■ Required task
Using the records that follow, copy every line containing the word "chevron".

■ Material shown

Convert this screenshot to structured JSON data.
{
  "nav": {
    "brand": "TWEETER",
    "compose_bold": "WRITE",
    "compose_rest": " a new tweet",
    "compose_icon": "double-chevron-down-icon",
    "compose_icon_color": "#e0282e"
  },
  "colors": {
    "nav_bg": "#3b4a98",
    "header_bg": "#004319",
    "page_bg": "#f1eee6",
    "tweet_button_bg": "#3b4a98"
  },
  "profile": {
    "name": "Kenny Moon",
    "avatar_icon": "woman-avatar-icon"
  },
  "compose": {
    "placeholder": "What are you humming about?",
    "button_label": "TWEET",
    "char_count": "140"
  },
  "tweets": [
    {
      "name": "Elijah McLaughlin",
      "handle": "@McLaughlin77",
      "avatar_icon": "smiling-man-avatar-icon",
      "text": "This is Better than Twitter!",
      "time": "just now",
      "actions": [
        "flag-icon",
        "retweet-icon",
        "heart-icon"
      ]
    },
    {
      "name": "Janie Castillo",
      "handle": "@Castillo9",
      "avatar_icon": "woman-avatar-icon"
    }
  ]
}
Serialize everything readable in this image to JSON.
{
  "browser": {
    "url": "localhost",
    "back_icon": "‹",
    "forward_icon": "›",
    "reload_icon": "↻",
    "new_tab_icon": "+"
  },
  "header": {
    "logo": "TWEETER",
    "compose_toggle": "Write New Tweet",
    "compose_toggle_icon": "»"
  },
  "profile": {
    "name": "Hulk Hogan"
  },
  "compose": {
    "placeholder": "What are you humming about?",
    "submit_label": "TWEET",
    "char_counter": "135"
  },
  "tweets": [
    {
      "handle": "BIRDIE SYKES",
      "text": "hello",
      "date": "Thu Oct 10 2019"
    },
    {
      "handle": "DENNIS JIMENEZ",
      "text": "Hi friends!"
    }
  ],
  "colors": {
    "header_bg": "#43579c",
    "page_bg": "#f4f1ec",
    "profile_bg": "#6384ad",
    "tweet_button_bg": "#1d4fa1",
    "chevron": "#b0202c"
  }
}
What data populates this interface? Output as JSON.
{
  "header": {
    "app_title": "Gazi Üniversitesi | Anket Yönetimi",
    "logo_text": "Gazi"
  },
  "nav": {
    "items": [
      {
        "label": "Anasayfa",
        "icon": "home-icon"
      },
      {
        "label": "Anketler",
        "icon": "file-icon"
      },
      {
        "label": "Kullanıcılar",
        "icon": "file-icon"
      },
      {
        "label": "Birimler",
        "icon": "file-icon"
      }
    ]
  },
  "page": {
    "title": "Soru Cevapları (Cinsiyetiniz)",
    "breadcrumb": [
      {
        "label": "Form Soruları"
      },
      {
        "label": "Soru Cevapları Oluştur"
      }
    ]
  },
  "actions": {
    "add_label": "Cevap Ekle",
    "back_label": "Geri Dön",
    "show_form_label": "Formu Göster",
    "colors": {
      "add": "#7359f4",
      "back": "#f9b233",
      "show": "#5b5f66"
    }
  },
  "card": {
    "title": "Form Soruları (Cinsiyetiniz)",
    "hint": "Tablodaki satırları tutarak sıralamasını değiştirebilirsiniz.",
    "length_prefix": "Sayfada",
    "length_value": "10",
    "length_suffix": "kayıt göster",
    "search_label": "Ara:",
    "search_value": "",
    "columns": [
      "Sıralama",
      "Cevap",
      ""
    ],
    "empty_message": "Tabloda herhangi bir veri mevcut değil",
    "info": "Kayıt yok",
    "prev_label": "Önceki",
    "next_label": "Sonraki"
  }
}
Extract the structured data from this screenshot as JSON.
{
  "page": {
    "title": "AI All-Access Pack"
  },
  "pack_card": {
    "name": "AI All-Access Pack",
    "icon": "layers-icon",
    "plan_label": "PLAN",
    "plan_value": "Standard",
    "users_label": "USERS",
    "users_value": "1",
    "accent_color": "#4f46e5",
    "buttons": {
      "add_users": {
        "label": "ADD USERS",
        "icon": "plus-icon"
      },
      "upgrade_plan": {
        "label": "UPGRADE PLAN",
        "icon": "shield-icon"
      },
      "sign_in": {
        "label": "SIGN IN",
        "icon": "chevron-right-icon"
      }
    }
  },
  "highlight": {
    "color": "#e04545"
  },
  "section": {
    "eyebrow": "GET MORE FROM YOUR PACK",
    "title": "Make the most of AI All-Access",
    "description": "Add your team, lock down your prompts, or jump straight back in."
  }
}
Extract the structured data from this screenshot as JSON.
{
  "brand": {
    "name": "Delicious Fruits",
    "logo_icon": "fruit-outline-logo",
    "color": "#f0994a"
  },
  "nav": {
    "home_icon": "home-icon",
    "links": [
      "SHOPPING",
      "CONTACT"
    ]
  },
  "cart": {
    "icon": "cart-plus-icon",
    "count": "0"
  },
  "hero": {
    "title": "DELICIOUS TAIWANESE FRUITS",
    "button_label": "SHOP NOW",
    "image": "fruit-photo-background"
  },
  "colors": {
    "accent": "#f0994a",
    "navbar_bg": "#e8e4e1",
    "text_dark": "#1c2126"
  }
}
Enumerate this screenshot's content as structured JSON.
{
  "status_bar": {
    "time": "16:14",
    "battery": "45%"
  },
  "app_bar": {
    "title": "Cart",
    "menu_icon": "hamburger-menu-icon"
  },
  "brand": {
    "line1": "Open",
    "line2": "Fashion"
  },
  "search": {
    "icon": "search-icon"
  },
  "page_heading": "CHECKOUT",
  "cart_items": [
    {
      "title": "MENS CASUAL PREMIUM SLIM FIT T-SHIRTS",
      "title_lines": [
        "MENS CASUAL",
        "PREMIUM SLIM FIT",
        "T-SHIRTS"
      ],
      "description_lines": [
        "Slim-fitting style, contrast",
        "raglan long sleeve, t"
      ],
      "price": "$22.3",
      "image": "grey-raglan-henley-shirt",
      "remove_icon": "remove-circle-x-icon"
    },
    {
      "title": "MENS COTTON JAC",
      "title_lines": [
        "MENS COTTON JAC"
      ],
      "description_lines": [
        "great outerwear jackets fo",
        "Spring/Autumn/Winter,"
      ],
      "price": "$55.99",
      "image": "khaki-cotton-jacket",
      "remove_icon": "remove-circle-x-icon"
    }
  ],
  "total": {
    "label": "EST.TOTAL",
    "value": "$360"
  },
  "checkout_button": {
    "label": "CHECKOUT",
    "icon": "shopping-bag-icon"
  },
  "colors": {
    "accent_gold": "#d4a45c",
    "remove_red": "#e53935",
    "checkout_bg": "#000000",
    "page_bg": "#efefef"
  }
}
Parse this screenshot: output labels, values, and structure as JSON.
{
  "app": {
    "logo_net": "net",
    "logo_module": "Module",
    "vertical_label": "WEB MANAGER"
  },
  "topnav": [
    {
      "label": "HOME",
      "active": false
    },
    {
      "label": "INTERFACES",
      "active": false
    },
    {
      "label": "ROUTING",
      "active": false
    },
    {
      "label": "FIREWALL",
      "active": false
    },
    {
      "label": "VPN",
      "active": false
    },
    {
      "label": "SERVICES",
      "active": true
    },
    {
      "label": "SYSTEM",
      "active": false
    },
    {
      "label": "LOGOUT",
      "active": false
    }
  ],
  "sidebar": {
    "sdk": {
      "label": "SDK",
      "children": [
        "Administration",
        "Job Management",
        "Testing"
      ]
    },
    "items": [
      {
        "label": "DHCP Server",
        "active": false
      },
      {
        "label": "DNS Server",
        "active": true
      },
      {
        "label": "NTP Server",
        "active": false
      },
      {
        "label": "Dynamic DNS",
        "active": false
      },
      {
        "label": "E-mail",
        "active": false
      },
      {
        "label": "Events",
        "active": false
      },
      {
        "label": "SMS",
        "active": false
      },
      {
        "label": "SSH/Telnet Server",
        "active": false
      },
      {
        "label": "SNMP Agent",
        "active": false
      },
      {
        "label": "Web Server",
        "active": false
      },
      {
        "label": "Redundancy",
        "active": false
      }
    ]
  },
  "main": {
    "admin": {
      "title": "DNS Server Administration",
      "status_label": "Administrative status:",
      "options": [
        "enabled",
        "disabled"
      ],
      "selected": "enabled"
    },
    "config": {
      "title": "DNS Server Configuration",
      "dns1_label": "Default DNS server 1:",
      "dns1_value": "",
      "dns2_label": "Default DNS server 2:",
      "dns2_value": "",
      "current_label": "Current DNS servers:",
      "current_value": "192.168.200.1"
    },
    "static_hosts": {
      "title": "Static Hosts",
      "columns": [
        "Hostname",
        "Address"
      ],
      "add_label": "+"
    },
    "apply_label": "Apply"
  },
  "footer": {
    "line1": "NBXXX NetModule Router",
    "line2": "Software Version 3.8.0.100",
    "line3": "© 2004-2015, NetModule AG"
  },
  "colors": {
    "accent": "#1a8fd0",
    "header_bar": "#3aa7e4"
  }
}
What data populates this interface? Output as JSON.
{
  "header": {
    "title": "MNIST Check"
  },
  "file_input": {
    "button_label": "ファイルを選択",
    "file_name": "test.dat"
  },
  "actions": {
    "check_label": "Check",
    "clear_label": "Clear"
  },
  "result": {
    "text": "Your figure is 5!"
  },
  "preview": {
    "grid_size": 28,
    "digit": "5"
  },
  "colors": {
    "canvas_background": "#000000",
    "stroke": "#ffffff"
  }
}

■ Correct result
    "compose_icon": "double-chevron-down-icon",
    "chevron": "#b0202c"
        "icon": "chevron-right-icon"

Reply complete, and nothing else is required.